** Begin **
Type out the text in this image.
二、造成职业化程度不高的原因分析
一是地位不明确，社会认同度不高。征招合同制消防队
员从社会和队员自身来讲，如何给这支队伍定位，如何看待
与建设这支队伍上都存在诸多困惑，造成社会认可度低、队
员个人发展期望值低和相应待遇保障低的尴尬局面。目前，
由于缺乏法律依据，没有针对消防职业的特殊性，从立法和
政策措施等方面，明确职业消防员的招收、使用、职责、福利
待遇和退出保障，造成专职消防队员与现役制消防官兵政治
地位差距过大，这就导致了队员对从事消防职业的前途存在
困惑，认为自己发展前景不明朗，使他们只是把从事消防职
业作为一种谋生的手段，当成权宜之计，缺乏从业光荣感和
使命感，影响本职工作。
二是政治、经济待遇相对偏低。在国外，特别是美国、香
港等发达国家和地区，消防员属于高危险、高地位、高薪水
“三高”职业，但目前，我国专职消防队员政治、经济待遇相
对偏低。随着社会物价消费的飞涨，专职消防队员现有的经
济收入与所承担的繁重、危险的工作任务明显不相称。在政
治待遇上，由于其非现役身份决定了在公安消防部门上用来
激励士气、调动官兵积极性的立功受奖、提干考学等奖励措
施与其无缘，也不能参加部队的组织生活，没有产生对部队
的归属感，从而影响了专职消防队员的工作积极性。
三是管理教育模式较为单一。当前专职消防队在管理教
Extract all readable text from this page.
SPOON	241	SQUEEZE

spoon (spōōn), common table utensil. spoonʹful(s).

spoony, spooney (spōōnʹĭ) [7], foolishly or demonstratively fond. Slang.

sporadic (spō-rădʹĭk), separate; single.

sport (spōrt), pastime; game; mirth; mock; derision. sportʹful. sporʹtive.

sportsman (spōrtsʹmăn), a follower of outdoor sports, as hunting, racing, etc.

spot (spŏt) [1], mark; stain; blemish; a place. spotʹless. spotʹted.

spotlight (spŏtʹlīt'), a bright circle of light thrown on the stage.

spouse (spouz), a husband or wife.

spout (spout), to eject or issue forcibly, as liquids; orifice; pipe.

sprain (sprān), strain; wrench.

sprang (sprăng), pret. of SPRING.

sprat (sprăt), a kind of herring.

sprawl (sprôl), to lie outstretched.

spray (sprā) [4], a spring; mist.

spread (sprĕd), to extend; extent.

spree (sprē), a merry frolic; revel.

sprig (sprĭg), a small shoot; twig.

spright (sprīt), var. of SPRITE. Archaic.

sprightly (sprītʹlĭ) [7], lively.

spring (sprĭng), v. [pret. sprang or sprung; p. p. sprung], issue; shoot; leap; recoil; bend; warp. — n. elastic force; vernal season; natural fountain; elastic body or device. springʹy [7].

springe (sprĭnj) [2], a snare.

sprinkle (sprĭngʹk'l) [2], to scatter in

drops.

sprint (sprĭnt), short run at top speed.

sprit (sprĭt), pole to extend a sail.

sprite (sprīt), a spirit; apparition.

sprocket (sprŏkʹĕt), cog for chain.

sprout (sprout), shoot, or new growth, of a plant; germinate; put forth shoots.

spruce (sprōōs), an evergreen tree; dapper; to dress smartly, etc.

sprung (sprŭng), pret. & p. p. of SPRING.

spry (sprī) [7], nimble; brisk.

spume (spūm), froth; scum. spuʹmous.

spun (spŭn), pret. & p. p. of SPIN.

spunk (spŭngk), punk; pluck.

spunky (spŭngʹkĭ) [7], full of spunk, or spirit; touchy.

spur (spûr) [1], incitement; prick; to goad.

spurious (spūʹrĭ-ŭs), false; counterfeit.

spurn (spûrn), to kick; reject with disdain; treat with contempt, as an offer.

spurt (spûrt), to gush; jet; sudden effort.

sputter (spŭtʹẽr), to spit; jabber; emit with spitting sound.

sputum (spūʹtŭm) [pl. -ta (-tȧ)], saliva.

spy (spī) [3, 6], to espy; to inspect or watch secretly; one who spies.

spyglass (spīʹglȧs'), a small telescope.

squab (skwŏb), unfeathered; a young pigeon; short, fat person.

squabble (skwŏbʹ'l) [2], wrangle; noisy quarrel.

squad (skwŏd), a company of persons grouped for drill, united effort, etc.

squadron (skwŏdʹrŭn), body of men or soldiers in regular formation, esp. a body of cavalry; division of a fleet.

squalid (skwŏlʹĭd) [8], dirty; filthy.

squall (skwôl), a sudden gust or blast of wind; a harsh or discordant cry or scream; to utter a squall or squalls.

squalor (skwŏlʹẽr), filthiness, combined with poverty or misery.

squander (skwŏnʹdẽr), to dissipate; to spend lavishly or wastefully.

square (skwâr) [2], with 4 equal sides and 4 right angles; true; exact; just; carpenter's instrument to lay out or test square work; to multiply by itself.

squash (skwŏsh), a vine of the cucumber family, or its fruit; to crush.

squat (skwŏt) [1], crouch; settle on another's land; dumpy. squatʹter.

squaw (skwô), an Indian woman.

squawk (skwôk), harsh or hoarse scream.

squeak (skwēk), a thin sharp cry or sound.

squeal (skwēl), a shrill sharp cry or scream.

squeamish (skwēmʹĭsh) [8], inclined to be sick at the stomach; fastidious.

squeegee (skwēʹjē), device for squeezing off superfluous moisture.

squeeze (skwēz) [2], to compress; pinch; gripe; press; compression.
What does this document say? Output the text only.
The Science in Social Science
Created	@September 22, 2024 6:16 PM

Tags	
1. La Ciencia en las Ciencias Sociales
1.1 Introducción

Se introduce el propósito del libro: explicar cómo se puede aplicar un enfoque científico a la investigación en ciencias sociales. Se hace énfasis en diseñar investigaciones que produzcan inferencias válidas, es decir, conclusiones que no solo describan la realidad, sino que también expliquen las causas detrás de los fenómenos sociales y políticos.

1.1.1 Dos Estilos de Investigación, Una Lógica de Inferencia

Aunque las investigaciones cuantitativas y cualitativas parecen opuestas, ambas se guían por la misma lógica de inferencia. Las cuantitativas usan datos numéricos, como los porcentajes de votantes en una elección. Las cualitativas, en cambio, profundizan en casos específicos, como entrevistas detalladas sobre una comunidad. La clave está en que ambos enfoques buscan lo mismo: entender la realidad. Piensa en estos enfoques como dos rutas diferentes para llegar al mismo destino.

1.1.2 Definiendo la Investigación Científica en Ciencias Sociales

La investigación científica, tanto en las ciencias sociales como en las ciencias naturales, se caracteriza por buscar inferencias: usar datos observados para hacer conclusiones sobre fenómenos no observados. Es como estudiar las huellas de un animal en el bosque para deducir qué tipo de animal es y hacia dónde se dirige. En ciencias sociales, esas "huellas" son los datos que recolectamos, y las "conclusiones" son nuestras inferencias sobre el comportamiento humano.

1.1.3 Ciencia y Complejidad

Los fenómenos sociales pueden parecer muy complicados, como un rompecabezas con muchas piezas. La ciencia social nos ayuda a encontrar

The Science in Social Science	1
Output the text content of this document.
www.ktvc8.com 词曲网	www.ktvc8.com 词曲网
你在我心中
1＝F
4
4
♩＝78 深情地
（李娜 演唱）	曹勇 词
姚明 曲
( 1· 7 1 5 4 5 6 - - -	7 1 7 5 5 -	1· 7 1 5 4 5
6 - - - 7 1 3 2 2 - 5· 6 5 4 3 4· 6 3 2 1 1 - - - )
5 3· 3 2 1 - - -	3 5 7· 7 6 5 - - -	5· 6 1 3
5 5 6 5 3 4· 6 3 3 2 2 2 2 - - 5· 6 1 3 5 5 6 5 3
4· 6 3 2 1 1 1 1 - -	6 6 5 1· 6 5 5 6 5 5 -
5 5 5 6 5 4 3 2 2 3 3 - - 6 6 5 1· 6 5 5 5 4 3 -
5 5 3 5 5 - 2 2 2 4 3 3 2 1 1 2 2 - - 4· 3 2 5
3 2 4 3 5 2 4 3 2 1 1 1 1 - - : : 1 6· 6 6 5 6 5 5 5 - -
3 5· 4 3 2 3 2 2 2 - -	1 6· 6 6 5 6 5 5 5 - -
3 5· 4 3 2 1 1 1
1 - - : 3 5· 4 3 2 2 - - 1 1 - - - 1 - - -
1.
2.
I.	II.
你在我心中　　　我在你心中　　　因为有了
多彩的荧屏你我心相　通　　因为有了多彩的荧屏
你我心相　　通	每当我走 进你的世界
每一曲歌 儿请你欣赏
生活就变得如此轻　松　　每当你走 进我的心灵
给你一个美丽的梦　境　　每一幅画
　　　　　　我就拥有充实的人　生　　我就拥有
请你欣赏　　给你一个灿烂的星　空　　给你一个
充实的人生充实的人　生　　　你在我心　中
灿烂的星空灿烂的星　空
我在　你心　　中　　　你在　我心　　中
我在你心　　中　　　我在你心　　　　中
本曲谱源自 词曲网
** End **
__YOUR TASK__
Work out the number of lines above that include the string "Science" and write only that number.

__SOLVED EXERCISE__
2